> [ISTRUZIONI OPERATIVE]:
Stampa tutti i dati riga per riga, senza alcuna modifica, omettendo le immagini.

> [DATI GREZZI]:
____________

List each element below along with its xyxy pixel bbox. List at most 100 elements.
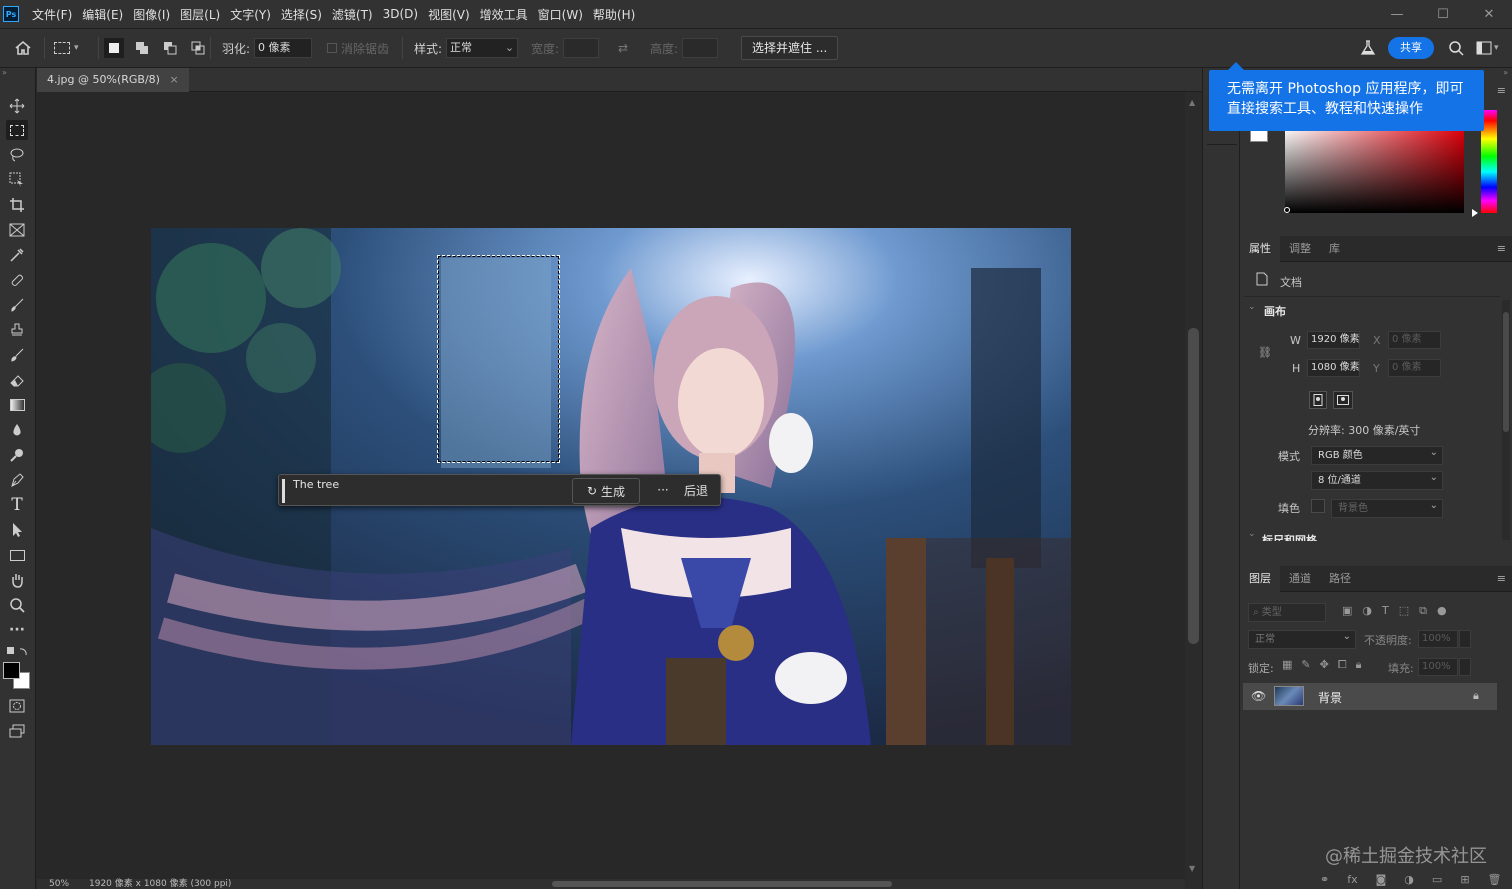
lock-transparent-pixels-icon[interactable]: ▦: [1282, 658, 1292, 672]
new-group-icon[interactable]: ▭: [1432, 873, 1442, 889]
dodge-tool-icon[interactable]: [6, 445, 28, 465]
pen-tool-icon[interactable]: [6, 470, 28, 490]
clone-stamp-tool-icon[interactable]: [6, 320, 28, 340]
canvas-y-input[interactable]: 0 像素: [1388, 359, 1441, 377]
subtract-from-selection-icon[interactable]: [160, 38, 180, 58]
rectangle-tool-icon[interactable]: [6, 545, 28, 565]
close-tab-icon[interactable]: ×: [169, 73, 178, 86]
undo-button[interactable]: 后退: [684, 478, 708, 504]
filter-adjustment-icon[interactable]: ◑: [1362, 604, 1372, 618]
scroll-down-icon[interactable]: ▼: [1189, 864, 1195, 873]
width-input[interactable]: [563, 38, 600, 58]
history-brush-tool-icon[interactable]: [6, 345, 28, 365]
color-mode-select[interactable]: RGB 颜色: [1311, 444, 1443, 465]
zoom-level[interactable]: 50%: [49, 879, 69, 889]
opacity-input[interactable]: 100%: [1418, 630, 1458, 648]
intersect-selection-icon[interactable]: [188, 38, 208, 58]
minimize-button[interactable]: —: [1374, 7, 1420, 22]
type-tool-icon[interactable]: T: [6, 495, 28, 515]
layer-row[interactable]: 👁︎ 背景 🔒︎: [1243, 683, 1497, 710]
select-and-mask-button[interactable]: 选择并遮住 ...: [741, 36, 839, 60]
layer-style-icon[interactable]: fx: [1347, 873, 1357, 889]
link-icon[interactable]: ⛓: [1258, 346, 1272, 359]
delete-layer-icon[interactable]: 🗑︎: [1488, 873, 1502, 889]
new-selection-icon[interactable]: [104, 38, 124, 58]
hand-tool-icon[interactable]: [6, 570, 28, 590]
bit-depth-select[interactable]: 8 位/通道: [1311, 469, 1443, 490]
horizontal-scroll-thumb[interactable]: [552, 881, 892, 887]
blend-mode-select[interactable]: 正常: [1248, 628, 1356, 649]
brush-tool-icon[interactable]: [6, 295, 28, 315]
filter-pixel-icon[interactable]: ▣: [1342, 604, 1352, 618]
menu-image[interactable]: 图像(I): [128, 6, 175, 23]
crop-tool-icon[interactable]: [6, 195, 28, 215]
menu-help[interactable]: 帮助(H): [588, 6, 640, 23]
lock-artboard-icon[interactable]: ⧠: [1338, 658, 1347, 672]
eyedropper-tool-icon[interactable]: [6, 245, 28, 265]
scroll-up-icon[interactable]: ▲: [1189, 98, 1195, 107]
eraser-tool-icon[interactable]: [6, 370, 28, 390]
generative-fill-prompt-input[interactable]: The tree: [289, 478, 567, 502]
menu-select[interactable]: 选择(S): [276, 6, 327, 23]
close-window-button[interactable]: ✕: [1466, 7, 1512, 22]
blur-tool-icon[interactable]: [6, 420, 28, 440]
zoom-tool-icon[interactable]: [6, 595, 28, 615]
color-panel-swatch[interactable]: [1250, 130, 1268, 142]
add-to-selection-icon[interactable]: [132, 38, 152, 58]
filter-toggle-icon[interactable]: ●: [1437, 604, 1447, 618]
swap-icon[interactable]: ⇄: [618, 29, 628, 67]
flask-icon[interactable]: [1360, 29, 1376, 67]
rulers-grids-section[interactable]: ⌄ 标尺和网格: [1244, 527, 1502, 541]
lock-image-pixels-icon[interactable]: ✎: [1301, 658, 1310, 672]
search-icon[interactable]: [1448, 29, 1464, 67]
generate-button[interactable]: ↻ 生成: [572, 478, 640, 504]
canvas-height-input[interactable]: 1080 像素: [1307, 359, 1360, 377]
canvas-x-input[interactable]: 0 像素: [1388, 331, 1441, 349]
link-layers-icon[interactable]: ⚭: [1320, 873, 1329, 889]
collapse-icon[interactable]: »: [1503, 68, 1508, 77]
fill-color-select[interactable]: 背景色: [1331, 497, 1443, 518]
foreground-color-swatch[interactable]: [3, 662, 20, 679]
landscape-orientation-button[interactable]: [1333, 391, 1353, 409]
workspace-switcher[interactable]: ▾: [1476, 29, 1499, 67]
drag-handle[interactable]: [282, 479, 285, 503]
gradient-tool-icon[interactable]: [6, 395, 28, 415]
home-icon[interactable]: [14, 29, 32, 67]
collapse-icon[interactable]: »: [2, 68, 7, 77]
menu-plugins[interactable]: 增效工具: [475, 6, 533, 23]
new-layer-icon[interactable]: ⊞: [1460, 873, 1469, 889]
rectangular-marquee-tool-icon[interactable]: [6, 120, 28, 140]
menu-edit[interactable]: 编辑(E): [77, 6, 128, 23]
fill-input[interactable]: 100%: [1418, 658, 1458, 676]
color-swatches[interactable]: [3, 662, 31, 690]
layer-name[interactable]: 背景: [1318, 689, 1342, 706]
maximize-button[interactable]: ☐: [1420, 7, 1466, 22]
menu-filter[interactable]: 滤镜(T): [327, 6, 378, 23]
tab-properties[interactable]: 属性: [1240, 235, 1280, 262]
lock-all-icon[interactable]: 🔒︎: [1356, 658, 1362, 672]
antialias-checkbox[interactable]: [327, 43, 337, 53]
feather-input[interactable]: 0 像素: [254, 38, 313, 58]
more-options-button[interactable]: ···: [649, 478, 677, 504]
object-selection-tool-icon[interactable]: [6, 170, 28, 190]
menu-window[interactable]: 窗口(W): [533, 6, 588, 23]
panel-menu-icon[interactable]: ≡: [1497, 84, 1506, 97]
lasso-tool-icon[interactable]: [6, 145, 28, 165]
canvas-section-title[interactable]: 画布: [1264, 303, 1286, 319]
filter-type-icon[interactable]: T: [1382, 604, 1389, 618]
chevron-down-icon[interactable]: ⌄: [1248, 302, 1256, 312]
quick-mask-icon[interactable]: [6, 696, 28, 716]
share-button[interactable]: 共享: [1388, 37, 1434, 59]
visibility-eye-icon[interactable]: 👁︎: [1251, 689, 1266, 703]
vertical-scrollbar[interactable]: ▲ ▼: [1185, 92, 1202, 889]
menu-view[interactable]: 视图(V): [423, 6, 475, 23]
marquee-preset-picker[interactable]: ▾: [54, 29, 79, 67]
layer-filter-select[interactable]: ⌕ 类型: [1248, 603, 1326, 622]
marquee-selection[interactable]: [437, 255, 560, 463]
color-picker-cursor[interactable]: [1284, 207, 1290, 213]
screen-mode-icon[interactable]: [6, 721, 28, 741]
menu-layer[interactable]: 图层(L): [175, 6, 225, 23]
document-tab[interactable]: 4.jpg @ 50%(RGB/8) ×: [37, 68, 189, 92]
tab-adjustments[interactable]: 调整: [1280, 236, 1320, 262]
add-mask-icon[interactable]: ◙: [1376, 873, 1387, 889]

____________

> [OUTPUT DEL COMPITO]:
List each element below along with its xyxy pixel bbox. List at most 100 elements.
lock-transparent-pixels-icon[interactable]: ▦: [1282, 658, 1292, 672]
new-group-icon[interactable]: ▭: [1432, 873, 1442, 889]
dodge-tool-icon[interactable]: [6, 445, 28, 465]
pen-tool-icon[interactable]: [6, 470, 28, 490]
clone-stamp-tool-icon[interactable]: [6, 320, 28, 340]
canvas-y-input[interactable]: 0 像素: [1388, 359, 1441, 377]
subtract-from-selection-icon[interactable]: [160, 38, 180, 58]
rectangle-tool-icon[interactable]: [6, 545, 28, 565]
close-tab-icon[interactable]: ×: [169, 73, 178, 86]
undo-button[interactable]: 后退: [684, 478, 708, 504]
filter-adjustment-icon[interactable]: ◑: [1362, 604, 1372, 618]
scroll-down-icon[interactable]: ▼: [1189, 864, 1195, 873]
width-input[interactable]: [563, 38, 600, 58]
history-brush-tool-icon[interactable]: [6, 345, 28, 365]
color-mode-select[interactable]: RGB 颜色: [1311, 444, 1443, 465]
zoom-level[interactable]: 50%: [49, 879, 69, 889]
opacity-input[interactable]: 100%: [1418, 630, 1458, 648]
intersect-selection-icon[interactable]: [188, 38, 208, 58]
minimize-button[interactable]: —: [1374, 7, 1420, 22]
type-tool-icon[interactable]: T: [6, 495, 28, 515]
layer-row[interactable]: 👁︎ 背景 🔒︎: [1243, 683, 1497, 710]
select-and-mask-button[interactable]: 选择并遮住 ...: [741, 36, 839, 60]
layer-style-icon[interactable]: fx: [1347, 873, 1357, 889]
link-icon[interactable]: ⛓: [1258, 346, 1272, 359]
delete-layer-icon[interactable]: 🗑︎: [1488, 873, 1502, 889]
new-selection-icon[interactable]: [104, 38, 124, 58]
hand-tool-icon[interactable]: [6, 570, 28, 590]
bit-depth-select[interactable]: 8 位/通道: [1311, 469, 1443, 490]
horizontal-scroll-thumb[interactable]: [552, 881, 892, 887]
blend-mode-select[interactable]: 正常: [1248, 628, 1356, 649]
brush-tool-icon[interactable]: [6, 295, 28, 315]
filter-pixel-icon[interactable]: ▣: [1342, 604, 1352, 618]
menu-image[interactable]: 图像(I): [128, 6, 175, 23]
crop-tool-icon[interactable]: [6, 195, 28, 215]
menu-help[interactable]: 帮助(H): [588, 6, 640, 23]
lock-artboard-icon[interactable]: ⧠: [1338, 658, 1347, 672]
eyedropper-tool-icon[interactable]: [6, 245, 28, 265]
scroll-up-icon[interactable]: ▲: [1189, 98, 1195, 107]
eraser-tool-icon[interactable]: [6, 370, 28, 390]
generative-fill-prompt-input[interactable]: The tree: [289, 478, 567, 502]
menu-select[interactable]: 选择(S): [276, 6, 327, 23]
close-window-button[interactable]: ✕: [1466, 7, 1512, 22]
blur-tool-icon[interactable]: [6, 420, 28, 440]
zoom-tool-icon[interactable]: [6, 595, 28, 615]
color-panel-swatch[interactable]: [1250, 130, 1268, 142]
add-to-selection-icon[interactable]: [132, 38, 152, 58]
filter-toggle-icon[interactable]: ●: [1437, 604, 1447, 618]
swap-icon[interactable]: ⇄: [618, 29, 628, 67]
flask-icon[interactable]: [1360, 29, 1376, 67]
rulers-grids-section[interactable]: ⌄ 标尺和网格: [1244, 527, 1502, 541]
lock-image-pixels-icon[interactable]: ✎: [1301, 658, 1310, 672]
search-icon[interactable]: [1448, 29, 1464, 67]
generate-button[interactable]: ↻ 生成: [572, 478, 640, 504]
canvas-height-input[interactable]: 1080 像素: [1307, 359, 1360, 377]
canvas-x-input[interactable]: 0 像素: [1388, 331, 1441, 349]
link-layers-icon[interactable]: ⚭: [1320, 873, 1329, 889]
collapse-icon[interactable]: »: [1503, 68, 1508, 77]
fill-color-select[interactable]: 背景色: [1331, 497, 1443, 518]
foreground-color-swatch[interactable]: [3, 662, 20, 679]
landscape-orientation-button[interactable]: [1333, 391, 1353, 409]
workspace-switcher[interactable]: ▾: [1476, 29, 1499, 67]
drag-handle[interactable]: [282, 479, 285, 503]
gradient-tool-icon[interactable]: [6, 395, 28, 415]
home-icon[interactable]: [14, 29, 32, 67]
collapse-icon[interactable]: »: [2, 68, 7, 77]
menu-plugins[interactable]: 增效工具: [475, 6, 533, 23]
new-layer-icon[interactable]: ⊞: [1460, 873, 1469, 889]
rectangular-marquee-tool-icon[interactable]: [6, 120, 28, 140]
menu-edit[interactable]: 编辑(E): [77, 6, 128, 23]
fill-input[interactable]: 100%: [1418, 658, 1458, 676]
color-swatches[interactable]: [3, 662, 31, 690]
layer-name[interactable]: 背景: [1318, 689, 1342, 706]
maximize-button[interactable]: ☐: [1420, 7, 1466, 22]
menu-filter[interactable]: 滤镜(T): [327, 6, 378, 23]
tab-properties[interactable]: 属性: [1240, 235, 1280, 262]
lock-all-icon[interactable]: 🔒︎: [1356, 658, 1362, 672]
antialias-checkbox[interactable]: [327, 43, 337, 53]
feather-input[interactable]: 0 像素: [254, 38, 313, 58]
more-options-button[interactable]: ···: [649, 478, 677, 504]
object-selection-tool-icon[interactable]: [6, 170, 28, 190]
menu-window[interactable]: 窗口(W): [533, 6, 588, 23]
panel-menu-icon[interactable]: ≡: [1497, 84, 1506, 97]
lasso-tool-icon[interactable]: [6, 145, 28, 165]
canvas-section-title[interactable]: 画布: [1264, 303, 1286, 319]
filter-type-icon[interactable]: T: [1382, 604, 1389, 618]
chevron-down-icon[interactable]: ⌄: [1248, 302, 1256, 312]
quick-mask-icon[interactable]: [6, 696, 28, 716]
share-button[interactable]: 共享: [1388, 37, 1434, 59]
visibility-eye-icon[interactable]: 👁︎: [1251, 689, 1266, 703]
vertical-scrollbar[interactable]: ▲ ▼: [1185, 92, 1202, 889]
menu-view[interactable]: 视图(V): [423, 6, 475, 23]
marquee-preset-picker[interactable]: ▾: [54, 29, 79, 67]
layer-filter-select[interactable]: ⌕ 类型: [1248, 603, 1326, 622]
marquee-selection[interactable]: [437, 255, 560, 463]
color-picker-cursor[interactable]: [1284, 207, 1290, 213]
screen-mode-icon[interactable]: [6, 721, 28, 741]
menu-layer[interactable]: 图层(L): [175, 6, 225, 23]
document-tab[interactable]: 4.jpg @ 50%(RGB/8) ×: [37, 68, 189, 92]
tab-adjustments[interactable]: 调整: [1280, 236, 1320, 262]
add-mask-icon[interactable]: ◙: [1376, 873, 1387, 889]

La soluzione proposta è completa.